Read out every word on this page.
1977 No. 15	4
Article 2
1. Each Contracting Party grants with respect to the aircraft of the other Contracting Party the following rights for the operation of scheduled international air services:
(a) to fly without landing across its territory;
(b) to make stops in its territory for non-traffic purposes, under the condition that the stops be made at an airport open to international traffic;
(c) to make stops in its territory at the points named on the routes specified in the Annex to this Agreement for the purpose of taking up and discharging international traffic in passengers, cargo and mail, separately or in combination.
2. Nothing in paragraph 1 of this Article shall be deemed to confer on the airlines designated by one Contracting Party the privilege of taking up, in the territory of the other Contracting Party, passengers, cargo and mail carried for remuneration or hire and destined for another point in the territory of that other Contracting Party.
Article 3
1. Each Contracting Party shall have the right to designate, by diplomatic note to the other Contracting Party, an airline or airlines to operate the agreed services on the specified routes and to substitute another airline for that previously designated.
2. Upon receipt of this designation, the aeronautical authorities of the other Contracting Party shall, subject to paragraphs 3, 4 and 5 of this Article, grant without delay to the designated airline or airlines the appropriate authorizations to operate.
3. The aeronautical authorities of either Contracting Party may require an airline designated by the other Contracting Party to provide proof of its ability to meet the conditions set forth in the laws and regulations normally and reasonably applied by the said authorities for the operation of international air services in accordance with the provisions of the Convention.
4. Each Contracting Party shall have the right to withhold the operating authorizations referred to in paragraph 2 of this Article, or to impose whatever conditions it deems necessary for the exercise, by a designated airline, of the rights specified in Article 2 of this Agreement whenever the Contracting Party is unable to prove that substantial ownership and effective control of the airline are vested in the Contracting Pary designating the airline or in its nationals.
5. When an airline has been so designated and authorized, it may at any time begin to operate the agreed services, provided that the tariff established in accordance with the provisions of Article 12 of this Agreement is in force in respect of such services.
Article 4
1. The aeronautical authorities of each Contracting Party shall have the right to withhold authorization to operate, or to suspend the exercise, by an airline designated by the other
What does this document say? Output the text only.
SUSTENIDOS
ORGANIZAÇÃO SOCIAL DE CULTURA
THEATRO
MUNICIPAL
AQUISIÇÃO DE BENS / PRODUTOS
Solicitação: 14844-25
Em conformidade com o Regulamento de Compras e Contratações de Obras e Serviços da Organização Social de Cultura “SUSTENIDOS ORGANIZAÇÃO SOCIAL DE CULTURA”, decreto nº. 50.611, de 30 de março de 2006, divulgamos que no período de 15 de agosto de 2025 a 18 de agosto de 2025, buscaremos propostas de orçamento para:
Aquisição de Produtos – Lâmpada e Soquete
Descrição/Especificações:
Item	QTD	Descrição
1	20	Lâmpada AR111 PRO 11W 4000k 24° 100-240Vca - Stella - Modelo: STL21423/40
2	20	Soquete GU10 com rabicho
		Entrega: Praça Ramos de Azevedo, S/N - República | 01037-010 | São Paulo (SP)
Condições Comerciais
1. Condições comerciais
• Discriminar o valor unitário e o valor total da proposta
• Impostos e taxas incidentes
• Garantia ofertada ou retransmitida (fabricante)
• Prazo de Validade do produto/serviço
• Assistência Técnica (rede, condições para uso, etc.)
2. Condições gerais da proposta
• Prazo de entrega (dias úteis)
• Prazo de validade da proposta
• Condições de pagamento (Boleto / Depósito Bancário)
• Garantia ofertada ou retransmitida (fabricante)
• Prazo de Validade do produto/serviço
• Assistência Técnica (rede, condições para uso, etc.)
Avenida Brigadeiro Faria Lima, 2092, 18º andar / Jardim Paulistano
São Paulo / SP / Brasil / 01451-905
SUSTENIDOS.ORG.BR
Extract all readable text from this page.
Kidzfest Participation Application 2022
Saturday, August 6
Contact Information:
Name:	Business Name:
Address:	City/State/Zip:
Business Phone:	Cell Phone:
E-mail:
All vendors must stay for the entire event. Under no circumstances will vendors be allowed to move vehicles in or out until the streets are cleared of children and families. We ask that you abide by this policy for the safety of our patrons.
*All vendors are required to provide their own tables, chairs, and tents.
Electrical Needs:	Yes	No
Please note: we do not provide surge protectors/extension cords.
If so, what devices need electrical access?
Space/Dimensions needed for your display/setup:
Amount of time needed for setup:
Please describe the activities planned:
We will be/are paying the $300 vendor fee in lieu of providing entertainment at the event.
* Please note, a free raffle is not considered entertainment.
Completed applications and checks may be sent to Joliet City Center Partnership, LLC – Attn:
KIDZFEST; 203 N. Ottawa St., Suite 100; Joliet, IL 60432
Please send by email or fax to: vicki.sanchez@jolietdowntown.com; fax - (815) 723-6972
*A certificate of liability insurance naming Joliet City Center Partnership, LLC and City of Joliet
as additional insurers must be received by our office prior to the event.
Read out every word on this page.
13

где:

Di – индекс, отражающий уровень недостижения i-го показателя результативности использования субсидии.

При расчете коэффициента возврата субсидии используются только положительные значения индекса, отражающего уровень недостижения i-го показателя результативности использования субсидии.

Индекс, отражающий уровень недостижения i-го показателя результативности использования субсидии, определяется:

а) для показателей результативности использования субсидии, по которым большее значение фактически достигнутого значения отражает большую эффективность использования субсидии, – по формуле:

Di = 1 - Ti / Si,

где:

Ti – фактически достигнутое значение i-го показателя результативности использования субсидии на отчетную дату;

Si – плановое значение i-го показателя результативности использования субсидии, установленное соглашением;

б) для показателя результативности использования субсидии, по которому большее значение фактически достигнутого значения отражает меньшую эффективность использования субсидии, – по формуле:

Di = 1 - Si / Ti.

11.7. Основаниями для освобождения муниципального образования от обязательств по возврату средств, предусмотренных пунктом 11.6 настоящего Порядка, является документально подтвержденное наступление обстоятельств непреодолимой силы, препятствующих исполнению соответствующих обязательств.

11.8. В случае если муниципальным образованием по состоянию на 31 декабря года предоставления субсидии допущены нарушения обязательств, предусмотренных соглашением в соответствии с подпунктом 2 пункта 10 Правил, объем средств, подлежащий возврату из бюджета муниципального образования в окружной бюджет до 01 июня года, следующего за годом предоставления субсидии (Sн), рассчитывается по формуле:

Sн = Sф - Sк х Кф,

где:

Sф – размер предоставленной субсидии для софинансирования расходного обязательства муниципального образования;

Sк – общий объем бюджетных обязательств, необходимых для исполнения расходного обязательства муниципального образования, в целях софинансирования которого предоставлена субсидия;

************

What to work on: Quote each line of the listing above exactly.

Completed task:
Read out every word on this page.
1977 No. 15	4
Article 2
1. Each Contracting Party grants with respect to the aircraft of the other Contracting Party the following rights for the operation of scheduled international air services:
(a) to fly without landing across its territory;
(b) to make stops in its territory for non-traffic purposes, under the condition that the stops be made at an airport open to international traffic;
(c) to make stops in its territory at the points named on the routes specified in the Annex to this Agreement for the purpose of taking up and discharging international traffic in passengers, cargo and mail, separately or in combination.
2. Nothing in paragraph 1 of this Article shall be deemed to confer on the airlines designated by one Contracting Party the privilege of taking up, in the territory of the other Contracting Party, passengers, cargo and mail carried for remuneration or hire and destined for another point in the territory of that other Contracting Party.
Article 3
1. Each Contracting Party shall have the right to designate, by diplomatic note to the other Contracting Party, an airline or airlines to operate the agreed services on the specified routes and to substitute another airline for that previously designated.
2. Upon receipt of this designation, the aeronautical authorities of the other Contracting Party shall, subject to paragraphs 3, 4 and 5 of this Article, grant without delay to the designated airline or airlines the appropriate authorizations to operate.
3. The aeronautical authorities of either Contracting Party may require an airline designated by the other Contracting Party to provide proof of its ability to meet the conditions set forth in the laws and regulations normally and reasonably applied by the said authorities for the operation of international air services in accordance with the provisions of the Convention.
4. Each Contracting Party shall have the right to withhold the operating authorizations referred to in paragraph 2 of this Article, or to impose whatever conditions it deems necessary for the exercise, by a designated airline, of the rights specified in Article 2 of this Agreement whenever the Contracting Party is unable to prove that substantial ownership and effective control of the airline are vested in the Contracting Pary designating the airline or in its nationals.
5. When an airline has been so designated and authorized, it may at any time begin to operate the agreed services, provided that the tariff established in accordance with the provisions of Article 12 of this Agreement is in force in respect of such services.
Article 4
1. The aeronautical authorities of each Contracting Party shall have the right to withhold authorization to operate, or to suspend the exercise, by an airline designated by the other
What does this document say? Output the text only.
SUSTENIDOS
ORGANIZAÇÃO SOCIAL DE CULTURA
THEATRO
MUNICIPAL
AQUISIÇÃO DE BENS / PRODUTOS
Solicitação: 14844-25
Em conformidade com o Regulamento de Compras e Contratações de Obras e Serviços da Organização Social de Cultura “SUSTENIDOS ORGANIZAÇÃO SOCIAL DE CULTURA”, decreto nº. 50.611, de 30 de março de 2006, divulgamos que no período de 15 de agosto de 2025 a 18 de agosto de 2025, buscaremos propostas de orçamento para:
Aquisição de Produtos – Lâmpada e Soquete
Descrição/Especificações:
Item	QTD	Descrição
1	20	Lâmpada AR111 PRO 11W 4000k 24° 100-240Vca - Stella - Modelo: STL21423/40
2	20	Soquete GU10 com rabicho
		Entrega: Praça Ramos de Azevedo, S/N - República | 01037-010 | São Paulo (SP)
Condições Comerciais
1. Condições comerciais
• Discriminar o valor unitário e o valor total da proposta
• Impostos e taxas incidentes
• Garantia ofertada ou retransmitida (fabricante)
• Prazo de Validade do produto/serviço
• Assistência Técnica (rede, condições para uso, etc.)
2. Condições gerais da proposta
• Prazo de entrega (dias úteis)
• Prazo de validade da proposta
• Condições de pagamento (Boleto / Depósito Bancário)
• Garantia ofertada ou retransmitida (fabricante)
• Prazo de Validade do produto/serviço
• Assistência Técnica (rede, condições para uso, etc.)
Avenida Brigadeiro Faria Lima, 2092, 18º andar / Jardim Paulistano
São Paulo / SP / Brasil / 01451-905
SUSTENIDOS.ORG.BR
Extract all readable text from this page.
Kidzfest Participation Application 2022
Saturday, August 6
Contact Information:
Name:	Business Name:
Address:	City/State/Zip:
Business Phone:	Cell Phone:
E-mail:
All vendors must stay for the entire event. Under no circumstances will vendors be allowed to move vehicles in or out until the streets are cleared of children and families. We ask that you abide by this policy for the safety of our patrons.
*All vendors are required to provide their own tables, chairs, and tents.
Electrical Needs:	Yes	No
Please note: we do not provide surge protectors/extension cords.
If so, what devices need electrical access?
Space/Dimensions needed for your display/setup:
Amount of time needed for setup:
Please describe the activities planned:
We will be/are paying the $300 vendor fee in lieu of providing entertainment at the event.
* Please note, a free raffle is not considered entertainment.
Completed applications and checks may be sent to Joliet City Center Partnership, LLC – Attn:
KIDZFEST; 203 N. Ottawa St., Suite 100; Joliet, IL 60432
Please send by email or fax to: vicki.sanchez@jolietdowntown.com; fax - (815) 723-6972
*A certificate of liability insurance naming Joliet City Center Partnership, LLC and City of Joliet
as additional insurers must be received by our office prior to the event.
Read out every word on this page.
13

где:

Di – индекс, отражающий уровень недостижения i-го показателя результативности использования субсидии.

При расчете коэффициента возврата субсидии используются только положительные значения индекса, отражающего уровень недостижения i-го показателя результативности использования субсидии.

Индекс, отражающий уровень недостижения i-го показателя результативности использования субсидии, определяется:

а) для показателей результативности использования субсидии, по которым большее значение фактически достигнутого значения отражает большую эффективность использования субсидии, – по формуле:

Di = 1 - Ti / Si,

где:

Ti – фактически достигнутое значение i-го показателя результативности использования субсидии на отчетную дату;

Si – плановое значение i-го показателя результативности использования субсидии, установленное соглашением;

б) для показателя результативности использования субсидии, по которому большее значение фактически достигнутого значения отражает меньшую эффективность использования субсидии, – по формуле:

Di = 1 - Si / Ti.

11.7. Основаниями для освобождения муниципального образования от обязательств по возврату средств, предусмотренных пунктом 11.6 настоящего Порядка, является документально подтвержденное наступление обстоятельств непреодолимой силы, препятствующих исполнению соответствующих обязательств.

11.8. В случае если муниципальным образованием по состоянию на 31 декабря года предоставления субсидии допущены нарушения обязательств, предусмотренных соглашением в соответствии с подпунктом 2 пункта 10 Правил, объем средств, подлежащий возврату из бюджета муниципального образования в окружной бюджет до 01 июня года, следующего за годом предоставления субсидии (Sн), рассчитывается по формуле:

Sн = Sф - Sк х Кф,

где:

Sф – размер предоставленной субсидии для софинансирования расходного обязательства муниципального образования;

Sк – общий объем бюджетных обязательств, необходимых для исполнения расходного обязательства муниципального образования, в целях софинансирования которого предоставлена субсидия;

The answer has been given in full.